Please recast everything from the start of the listing down to the line containing "- extensions-icon[interactable]: [1694, 117, 1714, 137]" as a JSON list of strings, one per line, with blank lines left out.
====================
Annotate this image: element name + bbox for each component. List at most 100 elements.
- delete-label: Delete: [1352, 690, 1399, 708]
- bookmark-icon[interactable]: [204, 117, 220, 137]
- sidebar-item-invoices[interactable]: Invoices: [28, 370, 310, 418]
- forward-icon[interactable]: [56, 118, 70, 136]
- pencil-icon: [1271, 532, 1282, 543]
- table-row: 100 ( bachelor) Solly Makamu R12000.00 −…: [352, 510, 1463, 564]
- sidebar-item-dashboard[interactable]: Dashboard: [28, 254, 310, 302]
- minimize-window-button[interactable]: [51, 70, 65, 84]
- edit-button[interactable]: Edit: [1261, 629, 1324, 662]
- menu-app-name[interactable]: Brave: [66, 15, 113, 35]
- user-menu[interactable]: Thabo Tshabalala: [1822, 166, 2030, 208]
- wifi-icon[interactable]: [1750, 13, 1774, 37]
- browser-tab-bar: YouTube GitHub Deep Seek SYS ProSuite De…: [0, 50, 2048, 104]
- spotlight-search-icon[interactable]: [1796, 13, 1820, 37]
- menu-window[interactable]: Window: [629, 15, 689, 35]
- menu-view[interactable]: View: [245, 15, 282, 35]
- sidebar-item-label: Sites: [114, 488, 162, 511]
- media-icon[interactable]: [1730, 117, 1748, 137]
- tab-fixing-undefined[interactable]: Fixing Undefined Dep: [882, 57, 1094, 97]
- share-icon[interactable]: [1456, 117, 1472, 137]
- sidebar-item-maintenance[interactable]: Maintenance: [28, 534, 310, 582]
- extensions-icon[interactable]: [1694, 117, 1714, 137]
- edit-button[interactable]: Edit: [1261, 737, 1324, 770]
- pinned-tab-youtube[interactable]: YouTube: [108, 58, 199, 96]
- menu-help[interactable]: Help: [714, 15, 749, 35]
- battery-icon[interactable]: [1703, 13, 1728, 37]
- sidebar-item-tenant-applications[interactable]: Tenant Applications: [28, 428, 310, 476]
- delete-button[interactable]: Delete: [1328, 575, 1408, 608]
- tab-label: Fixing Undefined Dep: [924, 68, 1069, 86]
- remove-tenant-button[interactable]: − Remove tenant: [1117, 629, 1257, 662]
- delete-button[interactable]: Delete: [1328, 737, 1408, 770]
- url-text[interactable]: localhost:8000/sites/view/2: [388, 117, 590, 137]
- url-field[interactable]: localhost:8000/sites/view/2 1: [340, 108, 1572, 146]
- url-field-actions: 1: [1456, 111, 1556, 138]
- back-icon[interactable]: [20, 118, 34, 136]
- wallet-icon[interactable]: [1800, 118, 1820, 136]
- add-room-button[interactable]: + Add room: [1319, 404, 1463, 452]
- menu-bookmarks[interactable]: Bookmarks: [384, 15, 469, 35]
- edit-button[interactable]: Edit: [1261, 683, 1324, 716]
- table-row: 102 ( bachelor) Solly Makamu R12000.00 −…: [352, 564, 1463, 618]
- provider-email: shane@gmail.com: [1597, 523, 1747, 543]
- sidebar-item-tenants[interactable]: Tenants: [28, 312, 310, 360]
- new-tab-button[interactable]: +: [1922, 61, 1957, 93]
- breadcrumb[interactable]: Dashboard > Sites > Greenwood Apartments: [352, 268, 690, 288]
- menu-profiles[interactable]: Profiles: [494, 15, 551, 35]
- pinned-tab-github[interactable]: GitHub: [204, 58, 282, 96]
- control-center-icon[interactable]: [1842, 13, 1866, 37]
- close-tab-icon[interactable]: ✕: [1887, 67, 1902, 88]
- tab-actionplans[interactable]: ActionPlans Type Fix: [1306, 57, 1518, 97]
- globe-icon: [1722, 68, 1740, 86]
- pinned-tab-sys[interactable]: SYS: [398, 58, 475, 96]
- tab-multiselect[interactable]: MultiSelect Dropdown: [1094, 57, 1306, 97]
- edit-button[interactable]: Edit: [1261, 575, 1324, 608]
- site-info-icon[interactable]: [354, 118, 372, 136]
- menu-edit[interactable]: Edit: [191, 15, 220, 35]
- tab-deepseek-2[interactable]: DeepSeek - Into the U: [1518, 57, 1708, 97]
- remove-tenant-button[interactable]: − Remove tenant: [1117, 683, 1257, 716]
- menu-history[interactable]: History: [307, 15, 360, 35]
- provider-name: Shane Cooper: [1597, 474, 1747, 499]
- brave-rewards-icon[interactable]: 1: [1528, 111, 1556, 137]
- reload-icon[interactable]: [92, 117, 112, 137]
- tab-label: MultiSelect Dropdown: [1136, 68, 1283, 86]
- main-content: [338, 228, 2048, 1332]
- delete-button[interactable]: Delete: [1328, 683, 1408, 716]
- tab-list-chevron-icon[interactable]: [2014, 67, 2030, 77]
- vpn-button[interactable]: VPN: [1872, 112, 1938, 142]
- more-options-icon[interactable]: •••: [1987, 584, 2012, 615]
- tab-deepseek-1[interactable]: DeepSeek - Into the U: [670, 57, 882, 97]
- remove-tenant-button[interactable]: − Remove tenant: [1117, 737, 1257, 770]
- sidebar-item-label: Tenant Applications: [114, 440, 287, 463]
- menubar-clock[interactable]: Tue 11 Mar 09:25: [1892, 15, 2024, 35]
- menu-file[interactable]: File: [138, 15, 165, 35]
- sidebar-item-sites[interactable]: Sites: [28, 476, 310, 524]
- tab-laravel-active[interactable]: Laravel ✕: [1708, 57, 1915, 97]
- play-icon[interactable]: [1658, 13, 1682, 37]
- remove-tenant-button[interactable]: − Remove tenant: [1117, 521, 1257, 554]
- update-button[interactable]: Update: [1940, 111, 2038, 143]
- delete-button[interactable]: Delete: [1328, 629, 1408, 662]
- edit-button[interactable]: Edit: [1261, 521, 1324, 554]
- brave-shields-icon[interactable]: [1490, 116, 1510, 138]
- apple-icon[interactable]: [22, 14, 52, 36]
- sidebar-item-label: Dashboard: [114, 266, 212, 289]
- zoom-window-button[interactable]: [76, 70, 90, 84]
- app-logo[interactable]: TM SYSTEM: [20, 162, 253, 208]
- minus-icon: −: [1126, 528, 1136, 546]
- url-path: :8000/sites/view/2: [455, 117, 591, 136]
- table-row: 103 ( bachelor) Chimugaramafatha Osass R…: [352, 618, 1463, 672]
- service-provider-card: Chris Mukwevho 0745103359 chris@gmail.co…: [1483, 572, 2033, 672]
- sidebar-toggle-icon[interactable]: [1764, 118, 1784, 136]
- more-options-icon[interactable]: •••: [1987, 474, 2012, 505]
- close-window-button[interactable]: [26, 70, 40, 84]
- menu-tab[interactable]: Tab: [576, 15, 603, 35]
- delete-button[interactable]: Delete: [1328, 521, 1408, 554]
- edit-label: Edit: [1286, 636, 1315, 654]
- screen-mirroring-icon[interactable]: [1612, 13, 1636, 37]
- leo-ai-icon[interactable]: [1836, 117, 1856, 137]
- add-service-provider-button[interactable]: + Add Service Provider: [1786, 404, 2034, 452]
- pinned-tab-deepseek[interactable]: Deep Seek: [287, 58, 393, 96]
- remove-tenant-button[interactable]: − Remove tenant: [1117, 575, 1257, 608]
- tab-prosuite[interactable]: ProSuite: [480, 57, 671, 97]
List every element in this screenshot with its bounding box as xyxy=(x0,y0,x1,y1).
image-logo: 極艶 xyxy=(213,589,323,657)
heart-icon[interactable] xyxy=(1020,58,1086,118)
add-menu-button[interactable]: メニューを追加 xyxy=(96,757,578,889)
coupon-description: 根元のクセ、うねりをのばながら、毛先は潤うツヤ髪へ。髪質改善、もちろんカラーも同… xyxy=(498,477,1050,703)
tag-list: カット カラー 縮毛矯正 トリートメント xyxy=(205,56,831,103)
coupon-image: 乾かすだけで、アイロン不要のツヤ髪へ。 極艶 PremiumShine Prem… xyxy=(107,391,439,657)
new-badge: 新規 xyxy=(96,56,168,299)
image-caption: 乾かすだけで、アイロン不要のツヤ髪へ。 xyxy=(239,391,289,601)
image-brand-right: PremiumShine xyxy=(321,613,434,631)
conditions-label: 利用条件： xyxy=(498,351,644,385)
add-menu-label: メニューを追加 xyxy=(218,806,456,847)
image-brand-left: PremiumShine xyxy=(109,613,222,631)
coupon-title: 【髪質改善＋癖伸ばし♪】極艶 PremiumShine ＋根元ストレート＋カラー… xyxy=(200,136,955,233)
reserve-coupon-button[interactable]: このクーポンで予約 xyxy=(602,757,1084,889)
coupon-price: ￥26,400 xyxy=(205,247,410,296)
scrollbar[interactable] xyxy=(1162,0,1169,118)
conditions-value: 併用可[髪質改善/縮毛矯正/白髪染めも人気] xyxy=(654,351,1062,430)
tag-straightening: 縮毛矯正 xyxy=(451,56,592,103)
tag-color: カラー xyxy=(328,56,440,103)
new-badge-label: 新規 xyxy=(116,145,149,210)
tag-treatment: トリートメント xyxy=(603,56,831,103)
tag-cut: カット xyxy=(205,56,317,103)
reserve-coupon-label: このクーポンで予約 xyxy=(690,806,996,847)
====================
| Exercise output |
[
  "Annotate this image: element name + bbox for each component. List at most 100 elements.",
  "- delete-label: Delete: [1352, 690, 1399, 708]",
  "- bookmark-icon[interactable]: [204, 117, 220, 137]",
  "- sidebar-item-invoices[interactable]: Invoices: [28, 370, 310, 418]",
  "- forward-icon[interactable]: [56, 118, 70, 136]",
  "- pencil-icon: [1271, 532, 1282, 543]",
  "- table-row: 100 ( bachelor) Solly Makamu R12000.00 −…: [352, 510, 1463, 564]",
  "- sidebar-item-dashboard[interactable]: Dashboard: [28, 254, 310, 302]",
  "- minimize-window-button[interactable]: [51, 70, 65, 84]",
  "- edit-button[interactable]: Edit: [1261, 629, 1324, 662]",
  "- menu-app-name[interactable]: Brave: [66, 15, 113, 35]",
  "- user-menu[interactable]: Thabo Tshabalala: [1822, 166, 2030, 208]",
  "- wifi-icon[interactable]: [1750, 13, 1774, 37]",
  "- browser-tab-bar: YouTube GitHub Deep Seek SYS ProSuite De…: [0, 50, 2048, 104]",
  "- spotlight-search-icon[interactable]: [1796, 13, 1820, 37]",
  "- menu-window[interactable]: Window: [629, 15, 689, 35]",
  "- menu-view[interactable]: View: [245, 15, 282, 35]",
  "- sidebar-item-label: Sites: [114, 488, 162, 511]",
  "- media-icon[interactable]: [1730, 117, 1748, 137]",
  "- tab-fixing-undefined[interactable]: Fixing Undefined Dep: [882, 57, 1094, 97]",
  "- share-icon[interactable]: [1456, 117, 1472, 137]",
  "- sidebar-item-maintenance[interactable]: Maintenance: [28, 534, 310, 582]",
  "- extensions-icon[interactable]: [1694, 117, 1714, 137]"
]